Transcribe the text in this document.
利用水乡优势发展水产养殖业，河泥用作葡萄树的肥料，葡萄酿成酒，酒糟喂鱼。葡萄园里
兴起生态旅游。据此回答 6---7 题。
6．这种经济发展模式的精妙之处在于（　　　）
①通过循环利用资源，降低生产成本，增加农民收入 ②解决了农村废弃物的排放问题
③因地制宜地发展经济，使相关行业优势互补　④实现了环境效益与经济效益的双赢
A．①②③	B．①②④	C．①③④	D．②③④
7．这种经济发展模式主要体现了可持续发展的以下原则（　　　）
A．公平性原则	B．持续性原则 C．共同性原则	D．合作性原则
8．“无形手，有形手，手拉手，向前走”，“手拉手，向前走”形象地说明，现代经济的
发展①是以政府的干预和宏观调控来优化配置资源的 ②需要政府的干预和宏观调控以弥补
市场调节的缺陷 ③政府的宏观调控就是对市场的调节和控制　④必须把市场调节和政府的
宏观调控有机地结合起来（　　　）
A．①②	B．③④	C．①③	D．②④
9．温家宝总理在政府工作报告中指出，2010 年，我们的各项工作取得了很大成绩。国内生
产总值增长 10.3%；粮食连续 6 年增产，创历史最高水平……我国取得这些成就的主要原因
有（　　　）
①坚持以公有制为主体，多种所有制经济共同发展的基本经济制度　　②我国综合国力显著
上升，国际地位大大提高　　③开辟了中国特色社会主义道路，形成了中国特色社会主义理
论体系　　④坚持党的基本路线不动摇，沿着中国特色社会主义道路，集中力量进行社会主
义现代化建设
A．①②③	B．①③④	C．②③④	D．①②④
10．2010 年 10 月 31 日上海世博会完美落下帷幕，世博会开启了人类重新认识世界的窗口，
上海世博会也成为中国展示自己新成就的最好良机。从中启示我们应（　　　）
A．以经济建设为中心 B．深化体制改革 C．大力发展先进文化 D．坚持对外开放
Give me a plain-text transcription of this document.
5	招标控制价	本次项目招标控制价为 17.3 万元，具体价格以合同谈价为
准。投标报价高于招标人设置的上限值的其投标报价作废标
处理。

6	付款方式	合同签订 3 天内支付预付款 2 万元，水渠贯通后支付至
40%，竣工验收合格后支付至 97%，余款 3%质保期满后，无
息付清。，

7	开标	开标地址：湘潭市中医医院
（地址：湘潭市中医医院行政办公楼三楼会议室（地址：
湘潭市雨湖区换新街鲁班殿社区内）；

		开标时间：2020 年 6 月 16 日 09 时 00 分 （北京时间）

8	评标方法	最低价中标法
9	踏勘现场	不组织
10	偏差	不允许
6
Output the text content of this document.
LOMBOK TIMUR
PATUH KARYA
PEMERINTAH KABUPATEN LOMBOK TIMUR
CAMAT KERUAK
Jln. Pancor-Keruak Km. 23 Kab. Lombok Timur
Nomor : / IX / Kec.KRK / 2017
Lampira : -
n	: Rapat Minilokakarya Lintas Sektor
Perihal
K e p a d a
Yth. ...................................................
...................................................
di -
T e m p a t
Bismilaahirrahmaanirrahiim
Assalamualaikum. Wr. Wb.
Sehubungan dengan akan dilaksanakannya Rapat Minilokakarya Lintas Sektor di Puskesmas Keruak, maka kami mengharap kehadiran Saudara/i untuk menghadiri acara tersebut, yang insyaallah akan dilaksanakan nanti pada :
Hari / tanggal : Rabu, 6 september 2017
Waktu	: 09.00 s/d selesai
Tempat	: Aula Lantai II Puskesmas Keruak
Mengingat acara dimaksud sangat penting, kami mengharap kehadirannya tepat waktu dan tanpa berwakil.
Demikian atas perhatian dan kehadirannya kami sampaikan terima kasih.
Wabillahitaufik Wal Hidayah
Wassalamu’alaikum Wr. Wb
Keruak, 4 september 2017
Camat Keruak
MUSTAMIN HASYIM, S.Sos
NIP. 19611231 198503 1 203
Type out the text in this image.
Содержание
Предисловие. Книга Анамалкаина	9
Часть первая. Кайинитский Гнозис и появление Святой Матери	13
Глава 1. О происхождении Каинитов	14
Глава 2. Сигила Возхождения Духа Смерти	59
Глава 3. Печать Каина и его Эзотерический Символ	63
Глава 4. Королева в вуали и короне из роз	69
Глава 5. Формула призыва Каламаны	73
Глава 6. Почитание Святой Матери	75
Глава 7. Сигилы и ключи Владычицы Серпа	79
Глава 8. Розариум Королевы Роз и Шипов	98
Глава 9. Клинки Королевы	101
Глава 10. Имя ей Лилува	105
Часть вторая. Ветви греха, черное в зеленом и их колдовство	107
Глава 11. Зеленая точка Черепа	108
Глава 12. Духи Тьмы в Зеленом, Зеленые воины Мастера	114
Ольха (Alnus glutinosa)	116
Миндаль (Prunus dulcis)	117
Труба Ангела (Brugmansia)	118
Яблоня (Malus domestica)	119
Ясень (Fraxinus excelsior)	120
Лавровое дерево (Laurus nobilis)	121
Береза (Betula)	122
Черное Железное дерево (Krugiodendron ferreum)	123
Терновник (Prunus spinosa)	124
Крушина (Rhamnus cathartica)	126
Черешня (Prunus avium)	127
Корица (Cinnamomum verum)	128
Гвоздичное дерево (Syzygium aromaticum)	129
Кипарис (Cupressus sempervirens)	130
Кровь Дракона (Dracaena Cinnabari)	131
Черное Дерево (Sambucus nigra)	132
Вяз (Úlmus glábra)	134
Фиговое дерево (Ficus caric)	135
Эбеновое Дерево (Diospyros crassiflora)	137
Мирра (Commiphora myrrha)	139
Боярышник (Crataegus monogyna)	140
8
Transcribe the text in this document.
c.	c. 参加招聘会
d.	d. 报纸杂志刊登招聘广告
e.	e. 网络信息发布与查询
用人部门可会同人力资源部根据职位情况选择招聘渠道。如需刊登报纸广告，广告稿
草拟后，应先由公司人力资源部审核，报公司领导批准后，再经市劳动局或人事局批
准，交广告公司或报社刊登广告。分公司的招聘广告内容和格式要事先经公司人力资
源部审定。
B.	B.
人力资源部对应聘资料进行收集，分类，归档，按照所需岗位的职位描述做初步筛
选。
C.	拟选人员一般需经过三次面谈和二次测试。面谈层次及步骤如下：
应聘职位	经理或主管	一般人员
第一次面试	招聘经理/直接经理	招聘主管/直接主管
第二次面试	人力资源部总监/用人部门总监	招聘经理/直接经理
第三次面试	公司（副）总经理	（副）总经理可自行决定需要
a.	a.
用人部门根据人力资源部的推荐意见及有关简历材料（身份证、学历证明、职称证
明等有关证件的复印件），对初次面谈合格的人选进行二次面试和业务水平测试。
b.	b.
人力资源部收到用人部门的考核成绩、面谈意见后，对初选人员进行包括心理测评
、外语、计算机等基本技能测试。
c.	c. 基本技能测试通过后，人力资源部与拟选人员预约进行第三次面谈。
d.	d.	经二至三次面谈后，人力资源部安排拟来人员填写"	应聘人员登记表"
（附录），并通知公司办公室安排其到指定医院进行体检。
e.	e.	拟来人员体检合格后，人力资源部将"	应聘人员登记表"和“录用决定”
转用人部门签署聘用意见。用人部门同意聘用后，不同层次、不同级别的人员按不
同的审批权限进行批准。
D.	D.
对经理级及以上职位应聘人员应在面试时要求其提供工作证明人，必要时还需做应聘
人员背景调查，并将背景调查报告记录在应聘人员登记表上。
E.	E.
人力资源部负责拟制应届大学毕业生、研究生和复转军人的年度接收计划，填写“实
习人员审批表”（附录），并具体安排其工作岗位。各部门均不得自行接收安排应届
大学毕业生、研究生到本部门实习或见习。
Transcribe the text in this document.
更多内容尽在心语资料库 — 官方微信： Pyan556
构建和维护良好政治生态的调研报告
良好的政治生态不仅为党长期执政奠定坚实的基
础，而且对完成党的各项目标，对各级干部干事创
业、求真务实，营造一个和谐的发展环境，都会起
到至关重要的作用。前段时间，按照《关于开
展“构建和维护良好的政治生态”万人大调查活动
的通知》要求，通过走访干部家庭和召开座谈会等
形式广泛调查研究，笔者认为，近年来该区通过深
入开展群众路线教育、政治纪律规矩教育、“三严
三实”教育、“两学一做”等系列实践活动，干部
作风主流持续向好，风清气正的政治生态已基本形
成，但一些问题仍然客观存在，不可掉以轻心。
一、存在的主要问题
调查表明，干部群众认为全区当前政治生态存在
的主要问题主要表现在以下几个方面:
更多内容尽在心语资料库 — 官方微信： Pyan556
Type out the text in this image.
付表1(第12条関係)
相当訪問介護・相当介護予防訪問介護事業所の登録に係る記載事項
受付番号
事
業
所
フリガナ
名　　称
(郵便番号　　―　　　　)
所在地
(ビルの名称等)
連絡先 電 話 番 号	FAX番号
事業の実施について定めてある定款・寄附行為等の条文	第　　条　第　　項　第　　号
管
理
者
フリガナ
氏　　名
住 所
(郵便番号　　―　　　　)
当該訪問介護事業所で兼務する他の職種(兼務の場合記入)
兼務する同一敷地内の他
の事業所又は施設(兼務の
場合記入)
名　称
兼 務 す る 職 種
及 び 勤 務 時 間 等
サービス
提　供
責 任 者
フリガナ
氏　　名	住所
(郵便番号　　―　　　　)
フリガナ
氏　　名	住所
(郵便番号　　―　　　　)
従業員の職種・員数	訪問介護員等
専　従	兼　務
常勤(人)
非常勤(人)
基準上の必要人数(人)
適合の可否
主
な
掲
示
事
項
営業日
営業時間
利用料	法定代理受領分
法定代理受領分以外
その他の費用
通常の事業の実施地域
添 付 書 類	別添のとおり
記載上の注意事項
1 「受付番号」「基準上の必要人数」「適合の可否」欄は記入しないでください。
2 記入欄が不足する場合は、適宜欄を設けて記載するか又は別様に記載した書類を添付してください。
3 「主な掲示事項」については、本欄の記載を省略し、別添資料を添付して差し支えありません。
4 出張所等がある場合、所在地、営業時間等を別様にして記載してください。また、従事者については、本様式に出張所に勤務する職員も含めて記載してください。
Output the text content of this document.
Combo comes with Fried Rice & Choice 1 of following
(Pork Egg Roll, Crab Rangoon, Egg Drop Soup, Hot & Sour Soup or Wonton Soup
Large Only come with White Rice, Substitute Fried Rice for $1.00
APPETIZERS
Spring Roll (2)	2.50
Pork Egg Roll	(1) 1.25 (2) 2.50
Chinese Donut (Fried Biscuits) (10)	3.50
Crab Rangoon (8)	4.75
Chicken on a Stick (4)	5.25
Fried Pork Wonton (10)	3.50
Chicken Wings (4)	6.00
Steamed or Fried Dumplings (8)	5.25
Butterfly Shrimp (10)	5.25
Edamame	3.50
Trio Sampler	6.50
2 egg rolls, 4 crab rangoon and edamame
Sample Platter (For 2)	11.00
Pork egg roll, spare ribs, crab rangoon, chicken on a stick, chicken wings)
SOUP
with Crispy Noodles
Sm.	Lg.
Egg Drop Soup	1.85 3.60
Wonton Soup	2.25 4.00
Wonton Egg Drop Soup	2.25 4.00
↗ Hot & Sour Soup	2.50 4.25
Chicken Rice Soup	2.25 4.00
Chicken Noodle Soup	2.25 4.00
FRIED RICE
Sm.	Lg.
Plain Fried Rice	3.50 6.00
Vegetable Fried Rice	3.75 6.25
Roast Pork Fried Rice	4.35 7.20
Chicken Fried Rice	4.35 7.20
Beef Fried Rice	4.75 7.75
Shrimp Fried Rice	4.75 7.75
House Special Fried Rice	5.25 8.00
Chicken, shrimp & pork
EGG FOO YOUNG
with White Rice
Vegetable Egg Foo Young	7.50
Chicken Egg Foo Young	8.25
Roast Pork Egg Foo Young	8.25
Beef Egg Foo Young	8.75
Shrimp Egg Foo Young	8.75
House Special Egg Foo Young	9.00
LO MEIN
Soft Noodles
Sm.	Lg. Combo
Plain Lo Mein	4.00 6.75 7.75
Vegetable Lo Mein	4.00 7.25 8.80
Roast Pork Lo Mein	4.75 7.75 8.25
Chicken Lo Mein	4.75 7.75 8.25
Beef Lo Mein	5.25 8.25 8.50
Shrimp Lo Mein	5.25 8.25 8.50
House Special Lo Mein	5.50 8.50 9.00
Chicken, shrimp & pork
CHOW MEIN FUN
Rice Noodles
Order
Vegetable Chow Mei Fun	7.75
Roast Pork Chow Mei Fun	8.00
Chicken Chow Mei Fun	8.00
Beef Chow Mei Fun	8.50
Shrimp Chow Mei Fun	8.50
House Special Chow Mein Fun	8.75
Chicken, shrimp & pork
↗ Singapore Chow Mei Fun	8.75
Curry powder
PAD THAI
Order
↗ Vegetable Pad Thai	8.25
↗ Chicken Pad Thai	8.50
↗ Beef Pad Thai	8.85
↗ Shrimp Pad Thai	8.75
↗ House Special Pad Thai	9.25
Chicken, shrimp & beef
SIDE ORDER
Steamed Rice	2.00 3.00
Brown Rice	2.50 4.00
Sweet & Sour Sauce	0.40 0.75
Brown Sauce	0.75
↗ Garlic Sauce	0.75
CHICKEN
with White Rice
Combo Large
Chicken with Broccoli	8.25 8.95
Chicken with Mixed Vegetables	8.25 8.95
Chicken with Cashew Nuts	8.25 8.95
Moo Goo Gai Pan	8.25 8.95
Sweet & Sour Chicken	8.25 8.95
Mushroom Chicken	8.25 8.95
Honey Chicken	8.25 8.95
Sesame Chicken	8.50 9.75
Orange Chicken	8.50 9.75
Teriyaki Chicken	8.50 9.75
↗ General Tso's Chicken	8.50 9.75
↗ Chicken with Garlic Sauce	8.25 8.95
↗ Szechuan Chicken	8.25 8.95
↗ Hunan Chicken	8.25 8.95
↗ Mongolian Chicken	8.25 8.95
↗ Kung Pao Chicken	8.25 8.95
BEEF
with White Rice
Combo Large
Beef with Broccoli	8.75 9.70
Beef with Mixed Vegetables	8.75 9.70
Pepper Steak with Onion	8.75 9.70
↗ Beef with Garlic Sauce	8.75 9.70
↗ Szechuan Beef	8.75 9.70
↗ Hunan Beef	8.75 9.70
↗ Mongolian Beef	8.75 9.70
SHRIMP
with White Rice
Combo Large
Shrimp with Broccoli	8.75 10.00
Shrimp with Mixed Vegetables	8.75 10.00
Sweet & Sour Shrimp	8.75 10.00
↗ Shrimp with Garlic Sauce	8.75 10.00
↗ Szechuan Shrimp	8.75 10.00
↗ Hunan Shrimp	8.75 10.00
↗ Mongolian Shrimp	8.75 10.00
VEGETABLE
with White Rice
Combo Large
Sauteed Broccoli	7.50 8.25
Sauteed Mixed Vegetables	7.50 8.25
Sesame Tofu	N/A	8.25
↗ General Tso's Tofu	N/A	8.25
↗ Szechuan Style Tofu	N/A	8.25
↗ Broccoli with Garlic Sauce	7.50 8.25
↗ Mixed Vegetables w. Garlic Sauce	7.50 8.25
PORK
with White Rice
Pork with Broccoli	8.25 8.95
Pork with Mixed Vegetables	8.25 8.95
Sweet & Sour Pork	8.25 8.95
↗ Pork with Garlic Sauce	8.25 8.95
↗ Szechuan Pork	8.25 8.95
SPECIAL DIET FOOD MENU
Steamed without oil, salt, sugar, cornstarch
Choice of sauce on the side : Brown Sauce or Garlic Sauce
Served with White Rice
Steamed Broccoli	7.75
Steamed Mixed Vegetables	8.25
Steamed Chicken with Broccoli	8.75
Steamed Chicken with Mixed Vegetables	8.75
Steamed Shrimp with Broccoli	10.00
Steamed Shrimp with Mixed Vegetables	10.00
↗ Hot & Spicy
● ● ● ●
How many lines in the records above contain the word "Королевы"? Reply with the number alone.

_Solution below_. 2